◆ TASK
Copy out each line of the material in which the word "Backdoor" appears.

◆ RECORDS PROVIDED
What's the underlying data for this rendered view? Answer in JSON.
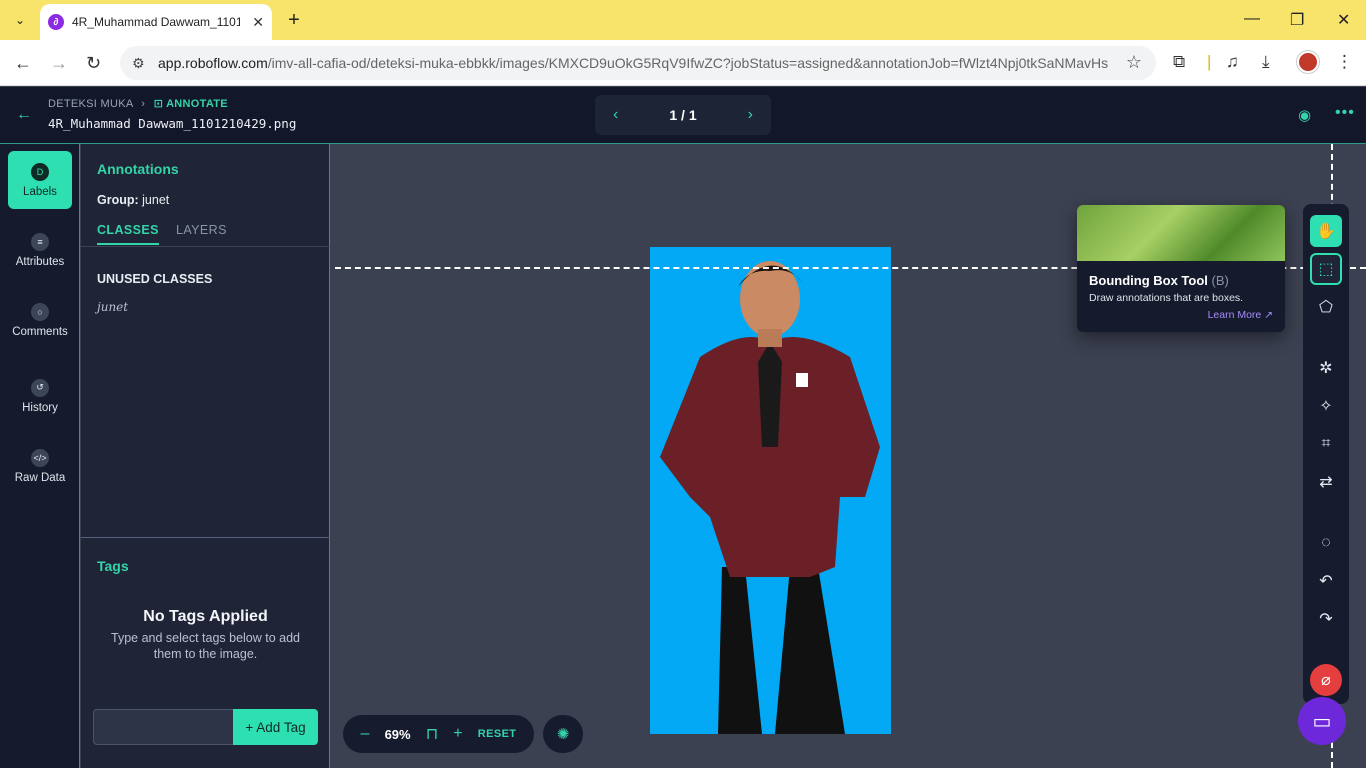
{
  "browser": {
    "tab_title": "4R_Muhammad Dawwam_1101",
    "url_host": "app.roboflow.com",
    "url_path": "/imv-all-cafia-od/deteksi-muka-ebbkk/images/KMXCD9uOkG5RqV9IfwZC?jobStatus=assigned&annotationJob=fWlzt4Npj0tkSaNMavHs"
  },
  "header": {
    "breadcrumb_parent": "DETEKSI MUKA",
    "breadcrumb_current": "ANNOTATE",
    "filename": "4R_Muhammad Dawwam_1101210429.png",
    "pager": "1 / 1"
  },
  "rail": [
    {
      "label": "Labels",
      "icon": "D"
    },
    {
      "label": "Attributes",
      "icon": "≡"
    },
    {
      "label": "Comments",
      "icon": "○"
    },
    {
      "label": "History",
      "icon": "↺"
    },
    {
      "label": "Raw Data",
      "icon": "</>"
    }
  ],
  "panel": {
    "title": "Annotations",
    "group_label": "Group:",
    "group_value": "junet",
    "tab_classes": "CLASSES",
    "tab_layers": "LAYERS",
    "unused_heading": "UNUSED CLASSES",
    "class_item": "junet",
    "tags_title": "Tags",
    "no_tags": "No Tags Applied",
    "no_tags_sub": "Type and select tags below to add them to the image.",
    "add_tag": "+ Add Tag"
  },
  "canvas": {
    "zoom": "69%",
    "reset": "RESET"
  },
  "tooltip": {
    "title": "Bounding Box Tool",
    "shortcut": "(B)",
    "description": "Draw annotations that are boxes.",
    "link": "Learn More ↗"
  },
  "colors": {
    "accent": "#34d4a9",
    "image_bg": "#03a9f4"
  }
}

* * *

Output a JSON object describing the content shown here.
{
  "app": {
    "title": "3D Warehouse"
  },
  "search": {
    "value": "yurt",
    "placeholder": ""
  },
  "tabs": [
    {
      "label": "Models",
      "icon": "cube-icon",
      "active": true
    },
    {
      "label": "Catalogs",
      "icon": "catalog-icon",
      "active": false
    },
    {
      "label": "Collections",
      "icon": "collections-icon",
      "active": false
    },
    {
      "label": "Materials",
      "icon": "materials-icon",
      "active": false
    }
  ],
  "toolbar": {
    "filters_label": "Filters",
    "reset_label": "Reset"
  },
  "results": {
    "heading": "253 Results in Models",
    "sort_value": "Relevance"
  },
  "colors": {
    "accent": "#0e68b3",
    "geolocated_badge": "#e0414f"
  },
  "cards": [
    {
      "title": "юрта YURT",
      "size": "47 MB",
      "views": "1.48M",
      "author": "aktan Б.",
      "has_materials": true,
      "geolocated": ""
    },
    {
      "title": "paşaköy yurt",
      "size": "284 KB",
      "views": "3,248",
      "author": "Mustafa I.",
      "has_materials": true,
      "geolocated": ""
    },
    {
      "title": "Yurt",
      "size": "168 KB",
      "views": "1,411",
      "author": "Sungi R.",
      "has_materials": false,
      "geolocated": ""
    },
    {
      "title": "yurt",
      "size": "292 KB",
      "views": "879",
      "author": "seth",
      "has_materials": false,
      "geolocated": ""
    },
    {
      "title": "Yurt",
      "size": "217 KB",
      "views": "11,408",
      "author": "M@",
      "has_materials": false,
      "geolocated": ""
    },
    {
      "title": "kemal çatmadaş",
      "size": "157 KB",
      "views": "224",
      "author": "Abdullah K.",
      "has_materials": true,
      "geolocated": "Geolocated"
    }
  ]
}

==

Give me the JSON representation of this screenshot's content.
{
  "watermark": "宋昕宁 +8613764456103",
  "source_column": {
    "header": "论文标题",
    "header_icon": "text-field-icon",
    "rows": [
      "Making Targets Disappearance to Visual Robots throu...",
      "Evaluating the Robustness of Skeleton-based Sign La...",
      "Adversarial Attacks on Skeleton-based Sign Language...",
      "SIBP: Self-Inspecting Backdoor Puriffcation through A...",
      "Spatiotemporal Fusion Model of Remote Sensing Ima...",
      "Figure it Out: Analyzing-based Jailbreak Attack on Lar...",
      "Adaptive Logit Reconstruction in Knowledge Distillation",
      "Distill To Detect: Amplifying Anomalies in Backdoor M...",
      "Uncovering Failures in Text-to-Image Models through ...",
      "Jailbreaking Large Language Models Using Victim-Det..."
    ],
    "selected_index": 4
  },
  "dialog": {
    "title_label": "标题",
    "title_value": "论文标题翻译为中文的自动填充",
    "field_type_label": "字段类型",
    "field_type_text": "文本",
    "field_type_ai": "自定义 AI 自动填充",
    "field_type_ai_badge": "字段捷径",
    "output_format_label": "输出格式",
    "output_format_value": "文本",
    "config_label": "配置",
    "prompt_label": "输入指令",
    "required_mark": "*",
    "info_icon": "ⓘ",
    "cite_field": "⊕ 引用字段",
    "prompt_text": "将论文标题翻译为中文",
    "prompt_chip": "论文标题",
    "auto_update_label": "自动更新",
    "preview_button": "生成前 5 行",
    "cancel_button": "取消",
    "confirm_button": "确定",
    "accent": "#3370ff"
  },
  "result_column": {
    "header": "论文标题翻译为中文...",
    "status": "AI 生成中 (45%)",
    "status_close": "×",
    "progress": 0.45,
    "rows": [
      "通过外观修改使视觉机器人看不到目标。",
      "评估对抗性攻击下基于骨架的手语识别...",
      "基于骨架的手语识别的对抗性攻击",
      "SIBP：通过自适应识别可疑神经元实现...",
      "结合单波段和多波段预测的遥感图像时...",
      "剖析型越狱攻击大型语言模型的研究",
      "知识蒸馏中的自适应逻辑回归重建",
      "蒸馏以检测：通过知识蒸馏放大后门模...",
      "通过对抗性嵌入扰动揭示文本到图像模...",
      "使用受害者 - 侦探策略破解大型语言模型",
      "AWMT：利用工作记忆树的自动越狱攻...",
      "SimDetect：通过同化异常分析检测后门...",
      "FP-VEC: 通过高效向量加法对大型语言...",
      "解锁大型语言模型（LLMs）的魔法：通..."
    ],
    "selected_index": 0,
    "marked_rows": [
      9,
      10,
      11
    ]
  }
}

◆ THE RESULT
      "SIBP: Self-Inspecting Backdoor Puriffcation through A...",
      "Distill To Detect: Amplifying Anomalies in Backdoor M...",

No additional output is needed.